> Set problem:
Provide the data again in its entirety, exactly as given.

(Stored data)
* * * * * * *

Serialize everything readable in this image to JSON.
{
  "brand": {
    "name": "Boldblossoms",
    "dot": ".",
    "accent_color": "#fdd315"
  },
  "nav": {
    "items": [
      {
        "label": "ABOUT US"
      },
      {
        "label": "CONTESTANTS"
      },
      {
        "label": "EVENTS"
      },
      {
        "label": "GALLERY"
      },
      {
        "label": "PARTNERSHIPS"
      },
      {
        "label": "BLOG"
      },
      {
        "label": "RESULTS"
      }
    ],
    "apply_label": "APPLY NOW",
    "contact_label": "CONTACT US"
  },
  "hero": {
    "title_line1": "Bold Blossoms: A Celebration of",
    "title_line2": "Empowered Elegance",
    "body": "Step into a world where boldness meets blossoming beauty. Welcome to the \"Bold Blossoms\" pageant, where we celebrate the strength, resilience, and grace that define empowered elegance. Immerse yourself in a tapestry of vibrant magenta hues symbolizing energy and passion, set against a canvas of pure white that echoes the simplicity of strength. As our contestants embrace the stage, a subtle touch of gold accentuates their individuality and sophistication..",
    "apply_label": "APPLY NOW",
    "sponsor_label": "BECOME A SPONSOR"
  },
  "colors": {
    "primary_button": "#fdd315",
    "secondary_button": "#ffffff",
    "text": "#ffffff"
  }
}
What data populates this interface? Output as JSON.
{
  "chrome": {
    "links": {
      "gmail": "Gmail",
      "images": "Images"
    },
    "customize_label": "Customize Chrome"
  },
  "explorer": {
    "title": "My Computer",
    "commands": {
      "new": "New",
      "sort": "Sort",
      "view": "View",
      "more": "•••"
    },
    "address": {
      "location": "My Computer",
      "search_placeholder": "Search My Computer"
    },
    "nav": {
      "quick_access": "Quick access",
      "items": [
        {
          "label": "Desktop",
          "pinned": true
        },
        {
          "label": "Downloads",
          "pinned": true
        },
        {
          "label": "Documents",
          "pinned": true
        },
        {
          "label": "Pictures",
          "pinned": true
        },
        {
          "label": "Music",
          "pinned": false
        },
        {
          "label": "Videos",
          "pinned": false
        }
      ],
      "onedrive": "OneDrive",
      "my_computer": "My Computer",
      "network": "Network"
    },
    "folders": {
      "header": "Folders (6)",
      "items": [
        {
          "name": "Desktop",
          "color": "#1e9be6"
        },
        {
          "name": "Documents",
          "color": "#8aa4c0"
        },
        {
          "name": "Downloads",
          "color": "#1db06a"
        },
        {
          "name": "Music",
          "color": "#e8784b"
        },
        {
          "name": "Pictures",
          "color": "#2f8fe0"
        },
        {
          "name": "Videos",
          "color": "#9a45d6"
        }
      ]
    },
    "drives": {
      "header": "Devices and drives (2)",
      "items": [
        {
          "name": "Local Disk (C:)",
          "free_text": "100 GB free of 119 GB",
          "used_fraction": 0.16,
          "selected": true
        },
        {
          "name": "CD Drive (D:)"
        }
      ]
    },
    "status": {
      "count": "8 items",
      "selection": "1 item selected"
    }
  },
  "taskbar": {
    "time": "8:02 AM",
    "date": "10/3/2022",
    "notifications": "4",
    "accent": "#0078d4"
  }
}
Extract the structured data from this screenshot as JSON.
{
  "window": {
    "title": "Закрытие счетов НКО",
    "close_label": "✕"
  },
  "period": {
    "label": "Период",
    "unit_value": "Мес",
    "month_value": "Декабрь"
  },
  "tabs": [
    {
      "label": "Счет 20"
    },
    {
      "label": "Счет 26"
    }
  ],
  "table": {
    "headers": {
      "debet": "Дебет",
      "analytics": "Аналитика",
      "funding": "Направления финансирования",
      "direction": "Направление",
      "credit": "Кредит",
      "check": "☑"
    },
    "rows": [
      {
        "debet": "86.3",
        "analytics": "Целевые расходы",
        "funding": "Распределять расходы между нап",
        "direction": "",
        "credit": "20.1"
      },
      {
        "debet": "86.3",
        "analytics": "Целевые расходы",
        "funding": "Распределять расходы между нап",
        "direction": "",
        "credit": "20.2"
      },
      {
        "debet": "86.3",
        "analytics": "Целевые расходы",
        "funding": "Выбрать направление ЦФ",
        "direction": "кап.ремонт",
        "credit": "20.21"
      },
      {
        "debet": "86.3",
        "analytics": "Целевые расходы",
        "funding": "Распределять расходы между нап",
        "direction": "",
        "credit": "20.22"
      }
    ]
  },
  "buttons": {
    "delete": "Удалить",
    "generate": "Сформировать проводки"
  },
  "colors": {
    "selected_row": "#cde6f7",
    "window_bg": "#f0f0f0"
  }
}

* * * * * * *

> Output of the task:
Serialize everything readable in this image to JSON.
{
  "brand": {
    "name": "Boldblossoms",
    "dot": ".",
    "accent_color": "#fdd315"
  },
  "nav": {
    "items": [
      {
        "label": "ABOUT US"
      },
      {
        "label": "CONTESTANTS"
      },
      {
        "label": "EVENTS"
      },
      {
        "label": "GALLERY"
      },
      {
        "label": "PARTNERSHIPS"
      },
      {
        "label": "BLOG"
      },
      {
        "label": "RESULTS"
      }
    ],
    "apply_label": "APPLY NOW",
    "contact_label": "CONTACT US"
  },
  "hero": {
    "title_line1": "Bold Blossoms: A Celebration of",
    "title_line2": "Empowered Elegance",
    "body": "Step into a world where boldness meets blossoming beauty. Welcome to the \"Bold Blossoms\" pageant, where we celebrate the strength, resilience, and grace that define empowered elegance. Immerse yourself in a tapestry of vibrant magenta hues symbolizing energy and passion, set against a canvas of pure white that echoes the simplicity of strength. As our contestants embrace the stage, a subtle touch of gold accentuates their individuality and sophistication..",
    "apply_label": "APPLY NOW",
    "sponsor_label": "BECOME A SPONSOR"
  },
  "colors": {
    "primary_button": "#fdd315",
    "secondary_button": "#ffffff",
    "text": "#ffffff"
  }
}
What data populates this interface? Output as JSON.
{
  "chrome": {
    "links": {
      "gmail": "Gmail",
      "images": "Images"
    },
    "customize_label": "Customize Chrome"
  },
  "explorer": {
    "title": "My Computer",
    "commands": {
      "new": "New",
      "sort": "Sort",
      "view": "View",
      "more": "•••"
    },
    "address": {
      "location": "My Computer",
      "search_placeholder": "Search My Computer"
    },
    "nav": {
      "quick_access": "Quick access",
      "items": [
        {
          "label": "Desktop",
          "pinned": true
        },
        {
          "label": "Downloads",
          "pinned": true
        },
        {
          "label": "Documents",
          "pinned": true
        },
        {
          "label": "Pictures",
          "pinned": true
        },
        {
          "label": "Music",
          "pinned": false
        },
        {
          "label": "Videos",
          "pinned": false
        }
      ],
      "onedrive": "OneDrive",
      "my_computer": "My Computer",
      "network": "Network"
    },
    "folders": {
      "header": "Folders (6)",
      "items": [
        {
          "name": "Desktop",
          "color": "#1e9be6"
        },
        {
          "name": "Documents",
          "color": "#8aa4c0"
        },
        {
          "name": "Downloads",
          "color": "#1db06a"
        },
        {
          "name": "Music",
          "color": "#e8784b"
        },
        {
          "name": "Pictures",
          "color": "#2f8fe0"
        },
        {
          "name": "Videos",
          "color": "#9a45d6"
        }
      ]
    },
    "drives": {
      "header": "Devices and drives (2)",
      "items": [
        {
          "name": "Local Disk (C:)",
          "free_text": "100 GB free of 119 GB",
          "used_fraction": 0.16,
          "selected": true
        },
        {
          "name": "CD Drive (D:)"
        }
      ]
    },
    "status": {
      "count": "8 items",
      "selection": "1 item selected"
    }
  },
  "taskbar": {
    "time": "8:02 AM",
    "date": "10/3/2022",
    "notifications": "4",
    "accent": "#0078d4"
  }
}
Extract the structured data from this screenshot as JSON.
{
  "window": {
    "title": "Закрытие счетов НКО",
    "close_label": "✕"
  },
  "period": {
    "label": "Период",
    "unit_value": "Мес",
    "month_value": "Декабрь"
  },
  "tabs": [
    {
      "label": "Счет 20"
    },
    {
      "label": "Счет 26"
    }
  ],
  "table": {
    "headers": {
      "debet": "Дебет",
      "analytics": "Аналитика",
      "funding": "Направления финансирования",
      "direction": "Направление",
      "credit": "Кредит",
      "check": "☑"
    },
    "rows": [
      {
        "debet": "86.3",
        "analytics": "Целевые расходы",
        "funding": "Распределять расходы между нап",
        "direction": "",
        "credit": "20.1"
      },
      {
        "debet": "86.3",
        "analytics": "Целевые расходы",
        "funding": "Распределять расходы между нап",
        "direction": "",
        "credit": "20.2"
      },
      {
        "debet": "86.3",
        "analytics": "Целевые расходы",
        "funding": "Выбрать направление ЦФ",
        "direction": "кап.ремонт",
        "credit": "20.21"
      },
      {
        "debet": "86.3",
        "analytics": "Целевые расходы",
        "funding": "Распределять расходы между нап",
        "direction": "",
        "credit": "20.22"
      }
    ]
  },
  "buttons": {
    "delete": "Удалить",
    "generate": "Сформировать проводки"
  },
  "colors": {
    "selected_row": "#cde6f7",
    "window_bg": "#f0f0f0"
  }
}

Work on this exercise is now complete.